*Directions for this task*:
Count the lines below that include the word "image" and write that number alone.

*Data for the task*:
-- begin --
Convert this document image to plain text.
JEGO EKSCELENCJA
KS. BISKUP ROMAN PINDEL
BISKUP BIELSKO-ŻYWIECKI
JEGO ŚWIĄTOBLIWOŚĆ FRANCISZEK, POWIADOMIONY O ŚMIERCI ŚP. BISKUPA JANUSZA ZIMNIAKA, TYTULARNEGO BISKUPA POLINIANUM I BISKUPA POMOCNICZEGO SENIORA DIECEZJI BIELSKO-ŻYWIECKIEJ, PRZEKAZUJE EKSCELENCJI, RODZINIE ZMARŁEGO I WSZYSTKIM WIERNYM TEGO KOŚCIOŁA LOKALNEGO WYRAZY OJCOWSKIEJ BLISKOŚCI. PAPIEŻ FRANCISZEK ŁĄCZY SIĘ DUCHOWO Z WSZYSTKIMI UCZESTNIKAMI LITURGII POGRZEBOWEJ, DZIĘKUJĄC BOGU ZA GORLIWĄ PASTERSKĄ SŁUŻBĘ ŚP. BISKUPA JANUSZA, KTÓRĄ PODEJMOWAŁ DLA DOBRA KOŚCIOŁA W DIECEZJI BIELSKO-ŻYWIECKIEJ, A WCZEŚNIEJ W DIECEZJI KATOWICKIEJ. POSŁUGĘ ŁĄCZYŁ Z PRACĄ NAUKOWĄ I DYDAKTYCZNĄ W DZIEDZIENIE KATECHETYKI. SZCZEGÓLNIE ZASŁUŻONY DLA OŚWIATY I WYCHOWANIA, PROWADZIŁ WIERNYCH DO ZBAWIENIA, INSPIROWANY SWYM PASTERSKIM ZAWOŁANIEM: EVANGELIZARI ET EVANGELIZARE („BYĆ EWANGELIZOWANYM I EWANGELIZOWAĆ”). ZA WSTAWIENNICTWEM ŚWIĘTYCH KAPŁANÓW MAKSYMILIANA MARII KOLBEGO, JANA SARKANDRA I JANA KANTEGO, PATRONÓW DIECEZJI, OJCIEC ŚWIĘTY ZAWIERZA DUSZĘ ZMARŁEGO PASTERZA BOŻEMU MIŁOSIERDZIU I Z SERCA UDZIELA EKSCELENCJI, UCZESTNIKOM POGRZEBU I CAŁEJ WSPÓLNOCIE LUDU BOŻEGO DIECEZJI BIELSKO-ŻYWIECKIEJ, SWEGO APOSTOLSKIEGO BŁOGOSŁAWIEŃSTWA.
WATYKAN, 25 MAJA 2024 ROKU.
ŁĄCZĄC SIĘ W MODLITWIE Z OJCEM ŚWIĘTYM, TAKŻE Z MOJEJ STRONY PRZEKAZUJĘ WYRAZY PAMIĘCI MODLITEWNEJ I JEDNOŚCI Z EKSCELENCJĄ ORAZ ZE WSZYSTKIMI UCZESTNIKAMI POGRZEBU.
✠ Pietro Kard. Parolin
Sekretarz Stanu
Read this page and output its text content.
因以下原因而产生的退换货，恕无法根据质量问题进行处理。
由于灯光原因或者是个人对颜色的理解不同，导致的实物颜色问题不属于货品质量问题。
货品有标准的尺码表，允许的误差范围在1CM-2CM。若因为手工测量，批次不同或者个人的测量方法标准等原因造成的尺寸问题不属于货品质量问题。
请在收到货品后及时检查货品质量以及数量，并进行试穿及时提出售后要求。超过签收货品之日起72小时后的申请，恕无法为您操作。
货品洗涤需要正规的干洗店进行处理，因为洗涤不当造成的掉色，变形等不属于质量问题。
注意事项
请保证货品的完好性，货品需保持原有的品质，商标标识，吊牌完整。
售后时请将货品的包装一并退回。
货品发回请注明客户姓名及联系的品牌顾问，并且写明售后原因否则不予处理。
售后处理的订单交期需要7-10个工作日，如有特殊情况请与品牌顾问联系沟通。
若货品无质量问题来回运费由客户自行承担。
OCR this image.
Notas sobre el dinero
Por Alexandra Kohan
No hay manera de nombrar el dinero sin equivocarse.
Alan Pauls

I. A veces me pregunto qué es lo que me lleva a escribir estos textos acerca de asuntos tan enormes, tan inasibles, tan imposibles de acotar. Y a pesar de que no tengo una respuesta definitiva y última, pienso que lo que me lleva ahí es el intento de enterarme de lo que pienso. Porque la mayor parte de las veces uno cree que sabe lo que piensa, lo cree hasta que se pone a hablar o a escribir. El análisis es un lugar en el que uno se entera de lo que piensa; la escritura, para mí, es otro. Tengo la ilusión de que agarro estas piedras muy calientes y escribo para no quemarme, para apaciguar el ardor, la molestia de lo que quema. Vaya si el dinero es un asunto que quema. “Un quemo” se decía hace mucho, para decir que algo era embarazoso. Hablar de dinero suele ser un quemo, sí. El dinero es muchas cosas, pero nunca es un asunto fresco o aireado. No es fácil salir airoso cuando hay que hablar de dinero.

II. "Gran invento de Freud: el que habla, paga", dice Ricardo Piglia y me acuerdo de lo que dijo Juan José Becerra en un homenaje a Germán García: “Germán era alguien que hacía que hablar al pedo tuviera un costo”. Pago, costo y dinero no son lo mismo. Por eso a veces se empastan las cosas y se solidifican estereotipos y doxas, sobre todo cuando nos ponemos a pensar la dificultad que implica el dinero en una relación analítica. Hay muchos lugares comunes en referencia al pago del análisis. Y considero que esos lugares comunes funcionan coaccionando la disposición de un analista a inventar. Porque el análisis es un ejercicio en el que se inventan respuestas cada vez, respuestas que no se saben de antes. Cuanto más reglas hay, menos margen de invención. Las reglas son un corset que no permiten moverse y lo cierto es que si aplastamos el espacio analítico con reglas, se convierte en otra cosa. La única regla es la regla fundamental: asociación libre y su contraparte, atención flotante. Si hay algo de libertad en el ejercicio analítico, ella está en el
-- end --
*Completed task*:
2